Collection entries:
━━━━━━━━

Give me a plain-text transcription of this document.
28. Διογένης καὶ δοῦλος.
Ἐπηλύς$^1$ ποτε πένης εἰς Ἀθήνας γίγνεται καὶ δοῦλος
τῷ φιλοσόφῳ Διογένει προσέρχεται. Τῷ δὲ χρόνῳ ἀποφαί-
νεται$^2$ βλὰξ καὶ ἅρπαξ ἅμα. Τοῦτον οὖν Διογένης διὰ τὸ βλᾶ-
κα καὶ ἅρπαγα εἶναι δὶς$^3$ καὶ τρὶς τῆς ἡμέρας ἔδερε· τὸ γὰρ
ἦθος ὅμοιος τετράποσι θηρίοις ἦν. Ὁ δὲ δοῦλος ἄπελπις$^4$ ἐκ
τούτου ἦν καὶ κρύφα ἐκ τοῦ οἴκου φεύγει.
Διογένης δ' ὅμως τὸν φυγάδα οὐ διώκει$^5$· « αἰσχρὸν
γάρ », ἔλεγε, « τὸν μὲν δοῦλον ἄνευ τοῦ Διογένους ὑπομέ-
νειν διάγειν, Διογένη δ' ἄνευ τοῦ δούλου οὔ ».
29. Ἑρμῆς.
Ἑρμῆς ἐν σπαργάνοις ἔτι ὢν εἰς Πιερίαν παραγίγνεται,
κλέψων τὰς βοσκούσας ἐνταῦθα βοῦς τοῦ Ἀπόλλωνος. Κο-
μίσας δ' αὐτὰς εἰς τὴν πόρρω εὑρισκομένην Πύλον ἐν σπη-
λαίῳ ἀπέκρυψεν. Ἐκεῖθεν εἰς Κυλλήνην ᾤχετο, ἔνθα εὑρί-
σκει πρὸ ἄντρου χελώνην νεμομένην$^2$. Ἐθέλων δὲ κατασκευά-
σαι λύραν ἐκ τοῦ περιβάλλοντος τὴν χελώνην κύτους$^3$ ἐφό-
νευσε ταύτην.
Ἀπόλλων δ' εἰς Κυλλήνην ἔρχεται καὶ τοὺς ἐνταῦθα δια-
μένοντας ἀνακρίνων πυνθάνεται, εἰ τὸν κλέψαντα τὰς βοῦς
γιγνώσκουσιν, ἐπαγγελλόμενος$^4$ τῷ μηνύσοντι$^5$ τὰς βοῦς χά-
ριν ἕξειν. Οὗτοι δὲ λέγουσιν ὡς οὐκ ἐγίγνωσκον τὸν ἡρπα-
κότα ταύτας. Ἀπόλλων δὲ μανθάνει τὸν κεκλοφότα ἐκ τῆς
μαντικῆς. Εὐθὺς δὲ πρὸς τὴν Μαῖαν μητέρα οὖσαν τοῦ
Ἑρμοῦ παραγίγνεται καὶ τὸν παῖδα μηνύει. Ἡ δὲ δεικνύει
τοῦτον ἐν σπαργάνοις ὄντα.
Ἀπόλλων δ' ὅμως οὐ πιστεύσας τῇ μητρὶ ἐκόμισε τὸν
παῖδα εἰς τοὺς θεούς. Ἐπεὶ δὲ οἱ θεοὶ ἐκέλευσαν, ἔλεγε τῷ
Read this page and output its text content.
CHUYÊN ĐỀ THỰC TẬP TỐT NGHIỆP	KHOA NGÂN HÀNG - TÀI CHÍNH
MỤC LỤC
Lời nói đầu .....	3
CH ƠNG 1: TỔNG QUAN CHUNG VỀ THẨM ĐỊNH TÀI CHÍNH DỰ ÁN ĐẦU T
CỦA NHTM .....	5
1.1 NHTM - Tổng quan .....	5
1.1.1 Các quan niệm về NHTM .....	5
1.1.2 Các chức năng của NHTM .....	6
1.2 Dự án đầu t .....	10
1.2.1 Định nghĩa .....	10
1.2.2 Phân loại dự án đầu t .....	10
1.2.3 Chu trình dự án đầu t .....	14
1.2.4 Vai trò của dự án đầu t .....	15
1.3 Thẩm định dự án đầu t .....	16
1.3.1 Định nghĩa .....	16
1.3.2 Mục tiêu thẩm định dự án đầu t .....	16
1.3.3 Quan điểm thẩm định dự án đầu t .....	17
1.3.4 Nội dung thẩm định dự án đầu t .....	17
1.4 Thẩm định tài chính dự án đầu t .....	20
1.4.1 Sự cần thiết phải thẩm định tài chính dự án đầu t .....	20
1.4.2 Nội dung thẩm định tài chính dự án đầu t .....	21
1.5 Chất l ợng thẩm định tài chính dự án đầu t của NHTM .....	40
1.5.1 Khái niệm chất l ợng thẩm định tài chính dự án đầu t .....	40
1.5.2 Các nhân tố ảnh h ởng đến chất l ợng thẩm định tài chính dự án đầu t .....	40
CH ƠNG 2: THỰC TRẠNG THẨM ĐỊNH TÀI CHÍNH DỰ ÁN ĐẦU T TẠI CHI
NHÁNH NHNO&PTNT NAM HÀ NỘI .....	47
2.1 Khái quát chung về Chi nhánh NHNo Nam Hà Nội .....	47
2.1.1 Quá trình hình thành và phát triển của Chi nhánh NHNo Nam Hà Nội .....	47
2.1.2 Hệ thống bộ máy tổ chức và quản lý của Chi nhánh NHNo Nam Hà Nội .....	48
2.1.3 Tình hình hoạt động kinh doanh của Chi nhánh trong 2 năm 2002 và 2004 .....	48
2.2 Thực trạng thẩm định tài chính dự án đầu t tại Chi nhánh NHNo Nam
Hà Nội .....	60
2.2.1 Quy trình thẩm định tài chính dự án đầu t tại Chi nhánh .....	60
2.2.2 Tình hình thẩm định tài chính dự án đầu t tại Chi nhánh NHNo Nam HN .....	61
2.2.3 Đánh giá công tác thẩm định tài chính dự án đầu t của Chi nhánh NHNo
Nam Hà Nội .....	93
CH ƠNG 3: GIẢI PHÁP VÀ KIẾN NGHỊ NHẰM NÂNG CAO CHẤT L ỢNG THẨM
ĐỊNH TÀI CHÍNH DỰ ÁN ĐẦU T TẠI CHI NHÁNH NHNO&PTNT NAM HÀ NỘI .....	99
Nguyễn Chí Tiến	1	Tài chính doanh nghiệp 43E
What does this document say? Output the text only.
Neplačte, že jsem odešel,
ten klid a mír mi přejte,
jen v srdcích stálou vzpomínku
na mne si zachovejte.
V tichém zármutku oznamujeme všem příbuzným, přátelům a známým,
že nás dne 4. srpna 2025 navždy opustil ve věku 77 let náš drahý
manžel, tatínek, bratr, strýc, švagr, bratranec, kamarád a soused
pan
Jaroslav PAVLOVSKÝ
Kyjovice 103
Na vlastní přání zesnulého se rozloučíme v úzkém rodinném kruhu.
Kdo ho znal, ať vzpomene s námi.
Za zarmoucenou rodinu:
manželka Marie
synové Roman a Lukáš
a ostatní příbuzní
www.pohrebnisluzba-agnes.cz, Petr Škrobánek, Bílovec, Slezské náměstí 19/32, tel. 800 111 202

━━━━━━━━

◆ **Your goal**
Output exactly the lines from the one containing "What does this" through the last line of the entries, both ends included.

◆ **Right answer**
What does this document say? Output the text only.
Neplačte, že jsem odešel,
ten klid a mír mi přejte,
jen v srdcích stálou vzpomínku
na mne si zachovejte.
V tichém zármutku oznamujeme všem příbuzným, přátelům a známým,
že nás dne 4. srpna 2025 navždy opustil ve věku 77 let náš drahý
manžel, tatínek, bratr, strýc, švagr, bratranec, kamarád a soused
pan
Jaroslav PAVLOVSKÝ
Kyjovice 103
Na vlastní přání zesnulého se rozloučíme v úzkém rodinném kruhu.
Kdo ho znal, ať vzpomene s námi.
Za zarmoucenou rodinu:
manželka Marie
synové Roman a Lukáš
a ostatní příbuzní
www.pohrebnisluzba-agnes.cz, Petr Škrobánek, Bílovec, Slezské náměstí 19/32, tel. 800 111 202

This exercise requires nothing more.